## Stated goal
Omit any picture, and return the remaining data exactly as written.

## Input rows
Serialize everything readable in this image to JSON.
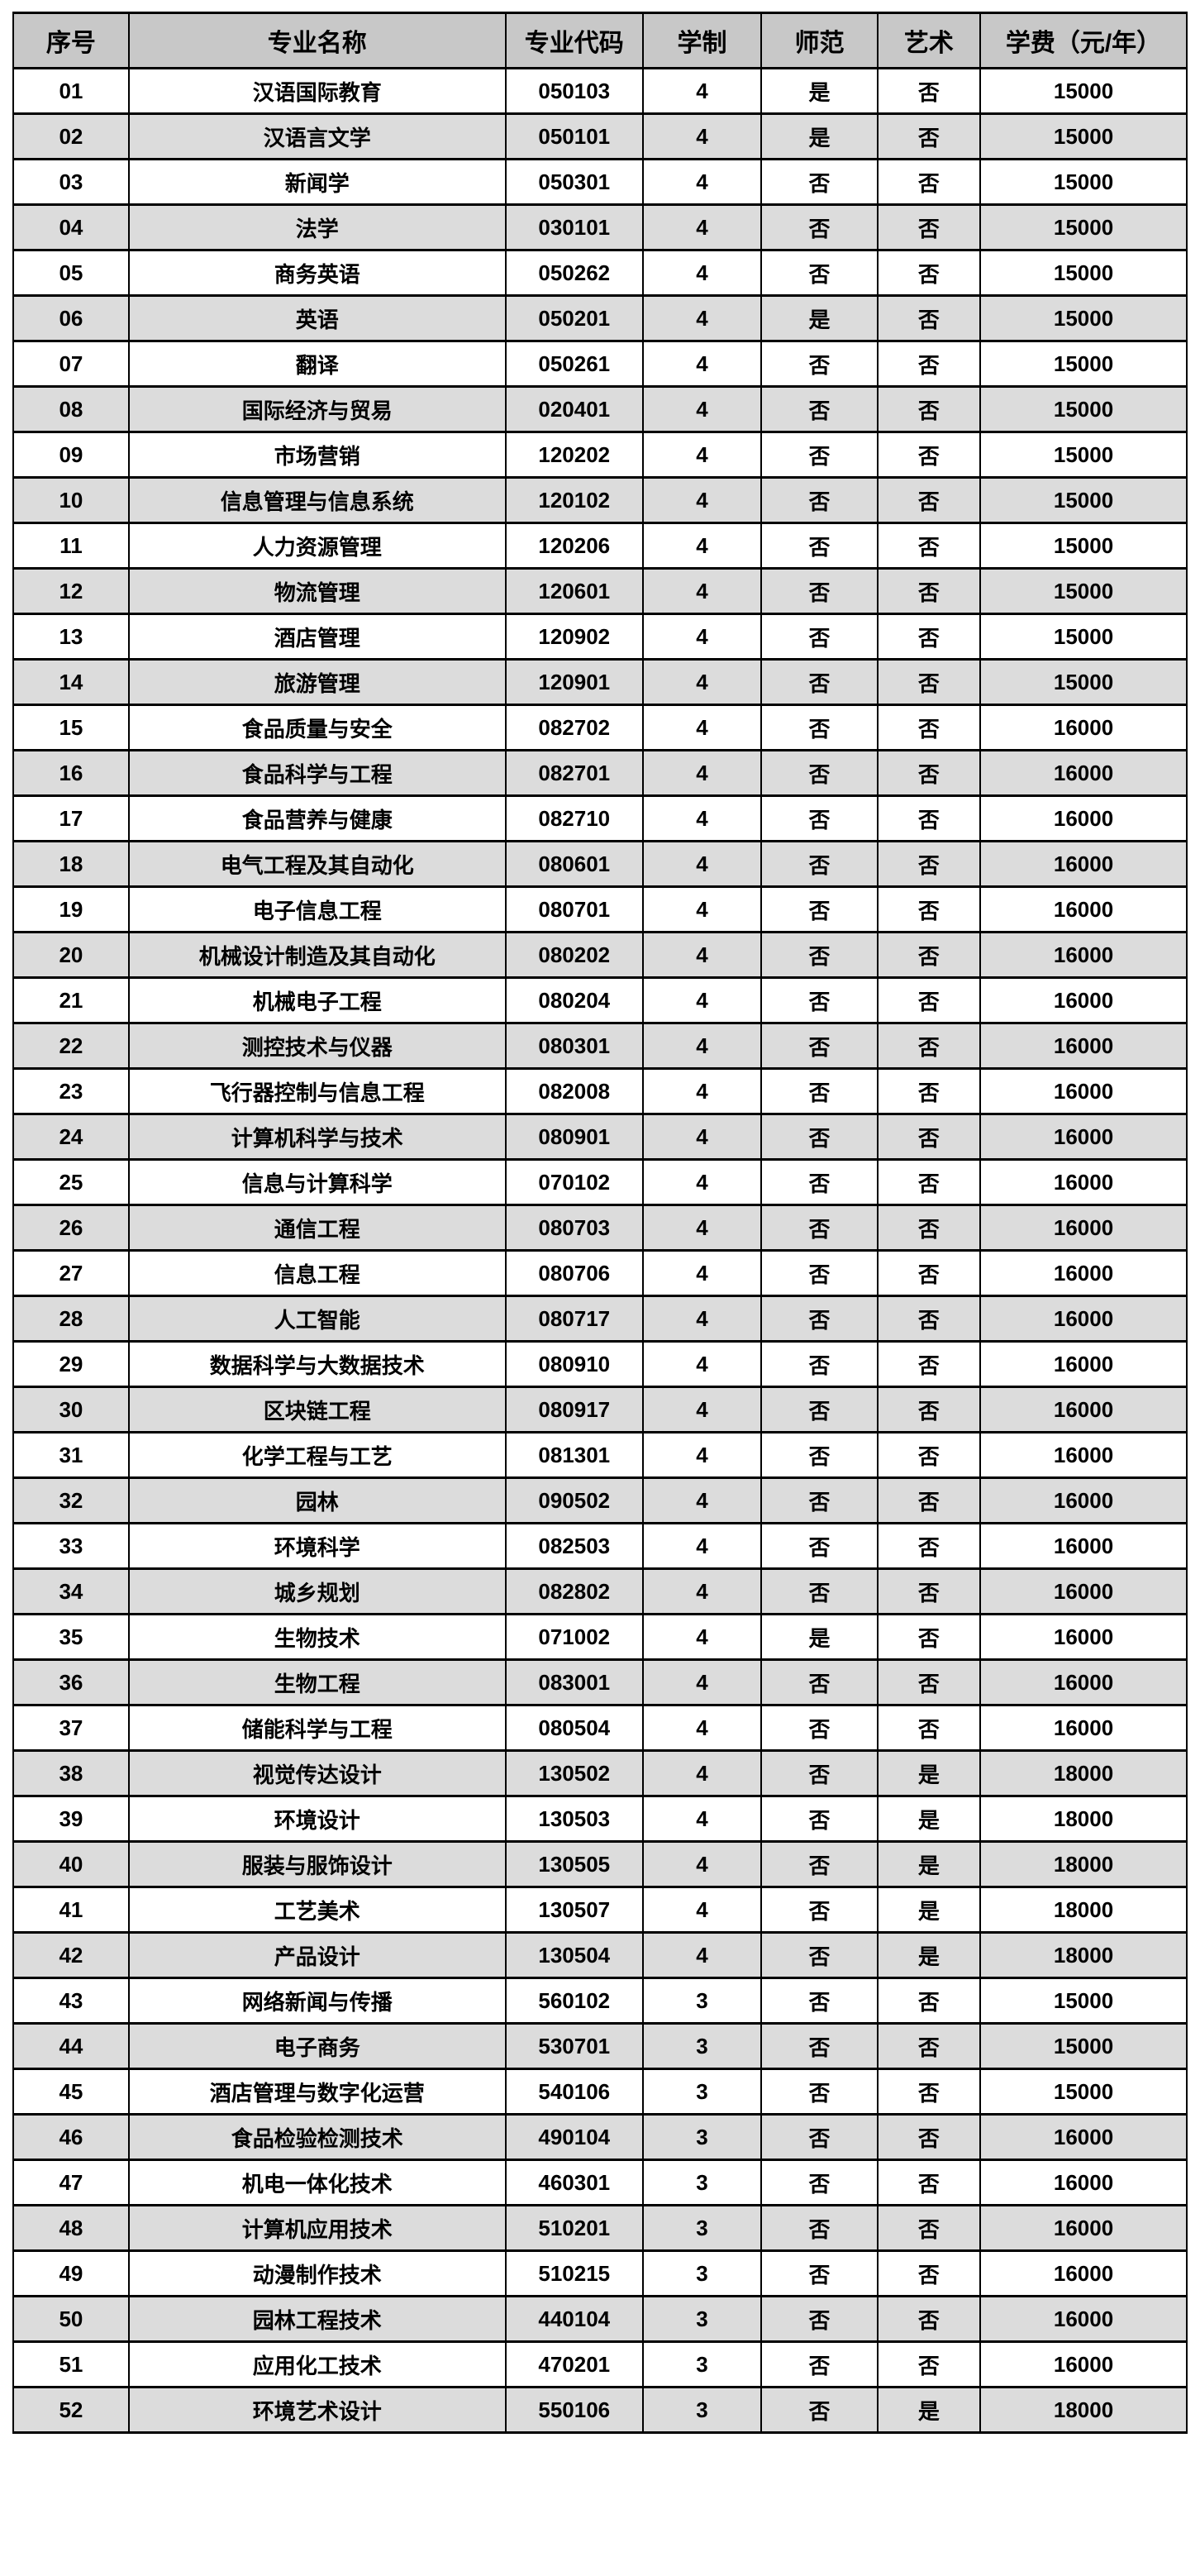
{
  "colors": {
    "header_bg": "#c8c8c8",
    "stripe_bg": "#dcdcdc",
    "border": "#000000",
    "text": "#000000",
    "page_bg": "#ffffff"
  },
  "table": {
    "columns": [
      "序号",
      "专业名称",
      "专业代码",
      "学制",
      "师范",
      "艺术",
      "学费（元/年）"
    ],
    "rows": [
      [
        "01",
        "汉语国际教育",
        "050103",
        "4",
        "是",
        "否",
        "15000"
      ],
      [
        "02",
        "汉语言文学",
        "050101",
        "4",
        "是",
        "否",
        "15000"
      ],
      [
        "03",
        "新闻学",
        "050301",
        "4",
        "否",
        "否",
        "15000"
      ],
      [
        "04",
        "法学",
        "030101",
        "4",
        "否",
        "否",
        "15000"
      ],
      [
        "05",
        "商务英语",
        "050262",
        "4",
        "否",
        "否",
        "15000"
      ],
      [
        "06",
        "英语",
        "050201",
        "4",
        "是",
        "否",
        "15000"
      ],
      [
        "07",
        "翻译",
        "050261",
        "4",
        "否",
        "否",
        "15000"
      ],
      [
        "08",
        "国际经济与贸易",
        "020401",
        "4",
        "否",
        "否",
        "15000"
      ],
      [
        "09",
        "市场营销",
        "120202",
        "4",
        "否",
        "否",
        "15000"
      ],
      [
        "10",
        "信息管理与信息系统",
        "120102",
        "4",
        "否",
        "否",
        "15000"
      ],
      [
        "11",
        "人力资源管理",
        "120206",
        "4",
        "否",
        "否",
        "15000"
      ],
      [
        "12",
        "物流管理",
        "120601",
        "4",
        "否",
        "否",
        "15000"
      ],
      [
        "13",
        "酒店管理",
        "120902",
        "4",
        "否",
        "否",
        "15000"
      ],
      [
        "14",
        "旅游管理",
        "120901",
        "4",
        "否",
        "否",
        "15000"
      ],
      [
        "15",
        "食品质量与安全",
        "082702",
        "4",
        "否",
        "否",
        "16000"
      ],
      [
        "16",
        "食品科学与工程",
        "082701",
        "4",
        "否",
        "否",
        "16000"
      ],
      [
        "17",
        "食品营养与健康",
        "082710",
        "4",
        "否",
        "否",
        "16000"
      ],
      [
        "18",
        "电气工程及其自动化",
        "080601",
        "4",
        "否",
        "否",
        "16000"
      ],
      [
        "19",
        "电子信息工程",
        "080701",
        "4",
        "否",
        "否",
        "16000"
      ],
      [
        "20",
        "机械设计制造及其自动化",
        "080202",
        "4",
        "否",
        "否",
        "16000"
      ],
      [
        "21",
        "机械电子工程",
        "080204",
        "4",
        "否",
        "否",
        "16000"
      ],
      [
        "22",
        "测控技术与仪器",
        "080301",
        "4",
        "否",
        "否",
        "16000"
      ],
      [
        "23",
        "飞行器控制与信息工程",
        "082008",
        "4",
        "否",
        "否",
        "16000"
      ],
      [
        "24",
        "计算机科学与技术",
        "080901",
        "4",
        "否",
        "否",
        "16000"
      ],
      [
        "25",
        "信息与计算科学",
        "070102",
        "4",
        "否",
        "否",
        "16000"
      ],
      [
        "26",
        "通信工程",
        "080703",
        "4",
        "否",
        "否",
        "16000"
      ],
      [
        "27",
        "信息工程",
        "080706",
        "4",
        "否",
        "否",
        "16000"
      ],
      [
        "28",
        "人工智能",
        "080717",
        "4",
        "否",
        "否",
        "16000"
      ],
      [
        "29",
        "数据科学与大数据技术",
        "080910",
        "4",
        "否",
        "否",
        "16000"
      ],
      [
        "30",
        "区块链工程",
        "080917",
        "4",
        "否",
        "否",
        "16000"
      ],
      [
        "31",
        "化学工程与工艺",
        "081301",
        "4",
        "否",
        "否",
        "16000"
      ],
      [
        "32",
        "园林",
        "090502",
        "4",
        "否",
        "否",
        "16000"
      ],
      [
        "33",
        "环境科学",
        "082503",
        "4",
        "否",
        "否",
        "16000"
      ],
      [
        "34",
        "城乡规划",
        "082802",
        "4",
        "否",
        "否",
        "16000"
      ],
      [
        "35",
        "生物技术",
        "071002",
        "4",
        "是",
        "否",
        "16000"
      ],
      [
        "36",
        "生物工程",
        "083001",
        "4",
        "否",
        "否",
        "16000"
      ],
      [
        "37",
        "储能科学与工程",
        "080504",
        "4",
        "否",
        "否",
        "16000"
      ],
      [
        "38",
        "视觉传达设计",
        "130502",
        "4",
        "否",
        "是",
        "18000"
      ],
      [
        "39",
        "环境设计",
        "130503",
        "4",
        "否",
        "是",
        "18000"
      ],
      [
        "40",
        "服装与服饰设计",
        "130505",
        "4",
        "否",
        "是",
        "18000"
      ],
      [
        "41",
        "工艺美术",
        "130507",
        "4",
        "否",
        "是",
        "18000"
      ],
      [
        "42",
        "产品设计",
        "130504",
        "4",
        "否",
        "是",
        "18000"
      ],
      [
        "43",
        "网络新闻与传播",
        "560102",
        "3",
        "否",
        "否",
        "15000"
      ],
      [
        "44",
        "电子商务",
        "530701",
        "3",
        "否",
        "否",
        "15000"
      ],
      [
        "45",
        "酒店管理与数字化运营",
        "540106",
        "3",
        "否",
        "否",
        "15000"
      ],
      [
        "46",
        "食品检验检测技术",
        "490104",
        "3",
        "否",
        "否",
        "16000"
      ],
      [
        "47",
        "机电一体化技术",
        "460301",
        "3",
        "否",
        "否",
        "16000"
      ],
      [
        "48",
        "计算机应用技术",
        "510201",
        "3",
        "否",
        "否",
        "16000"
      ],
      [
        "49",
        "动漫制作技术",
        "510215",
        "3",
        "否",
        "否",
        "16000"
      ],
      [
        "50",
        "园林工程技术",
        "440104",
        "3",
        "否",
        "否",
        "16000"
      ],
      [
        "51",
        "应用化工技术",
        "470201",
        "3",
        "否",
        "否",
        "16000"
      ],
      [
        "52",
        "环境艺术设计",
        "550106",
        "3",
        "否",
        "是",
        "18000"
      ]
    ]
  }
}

## Answer to this exercise
Serialize everything readable in this image to JSON.
{
  "colors": {
    "header_bg": "#c8c8c8",
    "stripe_bg": "#dcdcdc",
    "border": "#000000",
    "text": "#000000",
    "page_bg": "#ffffff"
  },
  "table": {
    "columns": [
      "序号",
      "专业名称",
      "专业代码",
      "学制",
      "师范",
      "艺术",
      "学费（元/年）"
    ],
    "rows": [
      [
        "01",
        "汉语国际教育",
        "050103",
        "4",
        "是",
        "否",
        "15000"
      ],
      [
        "02",
        "汉语言文学",
        "050101",
        "4",
        "是",
        "否",
        "15000"
      ],
      [
        "03",
        "新闻学",
        "050301",
        "4",
        "否",
        "否",
        "15000"
      ],
      [
        "04",
        "法学",
        "030101",
        "4",
        "否",
        "否",
        "15000"
      ],
      [
        "05",
        "商务英语",
        "050262",
        "4",
        "否",
        "否",
        "15000"
      ],
      [
        "06",
        "英语",
        "050201",
        "4",
        "是",
        "否",
        "15000"
      ],
      [
        "07",
        "翻译",
        "050261",
        "4",
        "否",
        "否",
        "15000"
      ],
      [
        "08",
        "国际经济与贸易",
        "020401",
        "4",
        "否",
        "否",
        "15000"
      ],
      [
        "09",
        "市场营销",
        "120202",
        "4",
        "否",
        "否",
        "15000"
      ],
      [
        "10",
        "信息管理与信息系统",
        "120102",
        "4",
        "否",
        "否",
        "15000"
      ],
      [
        "11",
        "人力资源管理",
        "120206",
        "4",
        "否",
        "否",
        "15000"
      ],
      [
        "12",
        "物流管理",
        "120601",
        "4",
        "否",
        "否",
        "15000"
      ],
      [
        "13",
        "酒店管理",
        "120902",
        "4",
        "否",
        "否",
        "15000"
      ],
      [
        "14",
        "旅游管理",
        "120901",
        "4",
        "否",
        "否",
        "15000"
      ],
      [
        "15",
        "食品质量与安全",
        "082702",
        "4",
        "否",
        "否",
        "16000"
      ],
      [
        "16",
        "食品科学与工程",
        "082701",
        "4",
        "否",
        "否",
        "16000"
      ],
      [
        "17",
        "食品营养与健康",
        "082710",
        "4",
        "否",
        "否",
        "16000"
      ],
      [
        "18",
        "电气工程及其自动化",
        "080601",
        "4",
        "否",
        "否",
        "16000"
      ],
      [
        "19",
        "电子信息工程",
        "080701",
        "4",
        "否",
        "否",
        "16000"
      ],
      [
        "20",
        "机械设计制造及其自动化",
        "080202",
        "4",
        "否",
        "否",
        "16000"
      ],
      [
        "21",
        "机械电子工程",
        "080204",
        "4",
        "否",
        "否",
        "16000"
      ],
      [
        "22",
        "测控技术与仪器",
        "080301",
        "4",
        "否",
        "否",
        "16000"
      ],
      [
        "23",
        "飞行器控制与信息工程",
        "082008",
        "4",
        "否",
        "否",
        "16000"
      ],
      [
        "24",
        "计算机科学与技术",
        "080901",
        "4",
        "否",
        "否",
        "16000"
      ],
      [
        "25",
        "信息与计算科学",
        "070102",
        "4",
        "否",
        "否",
        "16000"
      ],
      [
        "26",
        "通信工程",
        "080703",
        "4",
        "否",
        "否",
        "16000"
      ],
      [
        "27",
        "信息工程",
        "080706",
        "4",
        "否",
        "否",
        "16000"
      ],
      [
        "28",
        "人工智能",
        "080717",
        "4",
        "否",
        "否",
        "16000"
      ],
      [
        "29",
        "数据科学与大数据技术",
        "080910",
        "4",
        "否",
        "否",
        "16000"
      ],
      [
        "30",
        "区块链工程",
        "080917",
        "4",
        "否",
        "否",
        "16000"
      ],
      [
        "31",
        "化学工程与工艺",
        "081301",
        "4",
        "否",
        "否",
        "16000"
      ],
      [
        "32",
        "园林",
        "090502",
        "4",
        "否",
        "否",
        "16000"
      ],
      [
        "33",
        "环境科学",
        "082503",
        "4",
        "否",
        "否",
        "16000"
      ],
      [
        "34",
        "城乡规划",
        "082802",
        "4",
        "否",
        "否",
        "16000"
      ],
      [
        "35",
        "生物技术",
        "071002",
        "4",
        "是",
        "否",
        "16000"
      ],
      [
        "36",
        "生物工程",
        "083001",
        "4",
        "否",
        "否",
        "16000"
      ],
      [
        "37",
        "储能科学与工程",
        "080504",
        "4",
        "否",
        "否",
        "16000"
      ],
      [
        "38",
        "视觉传达设计",
        "130502",
        "4",
        "否",
        "是",
        "18000"
      ],
      [
        "39",
        "环境设计",
        "130503",
        "4",
        "否",
        "是",
        "18000"
      ],
      [
        "40",
        "服装与服饰设计",
        "130505",
        "4",
        "否",
        "是",
        "18000"
      ],
      [
        "41",
        "工艺美术",
        "130507",
        "4",
        "否",
        "是",
        "18000"
      ],
      [
        "42",
        "产品设计",
        "130504",
        "4",
        "否",
        "是",
        "18000"
      ],
      [
        "43",
        "网络新闻与传播",
        "560102",
        "3",
        "否",
        "否",
        "15000"
      ],
      [
        "44",
        "电子商务",
        "530701",
        "3",
        "否",
        "否",
        "15000"
      ],
      [
        "45",
        "酒店管理与数字化运营",
        "540106",
        "3",
        "否",
        "否",
        "15000"
      ],
      [
        "46",
        "食品检验检测技术",
        "490104",
        "3",
        "否",
        "否",
        "16000"
      ],
      [
        "47",
        "机电一体化技术",
        "460301",
        "3",
        "否",
        "否",
        "16000"
      ],
      [
        "48",
        "计算机应用技术",
        "510201",
        "3",
        "否",
        "否",
        "16000"
      ],
      [
        "49",
        "动漫制作技术",
        "510215",
        "3",
        "否",
        "否",
        "16000"
      ],
      [
        "50",
        "园林工程技术",
        "440104",
        "3",
        "否",
        "否",
        "16000"
      ],
      [
        "51",
        "应用化工技术",
        "470201",
        "3",
        "否",
        "否",
        "16000"
      ],
      [
        "52",
        "环境艺术设计",
        "550106",
        "3",
        "否",
        "是",
        "18000"
      ]
    ]
  }
}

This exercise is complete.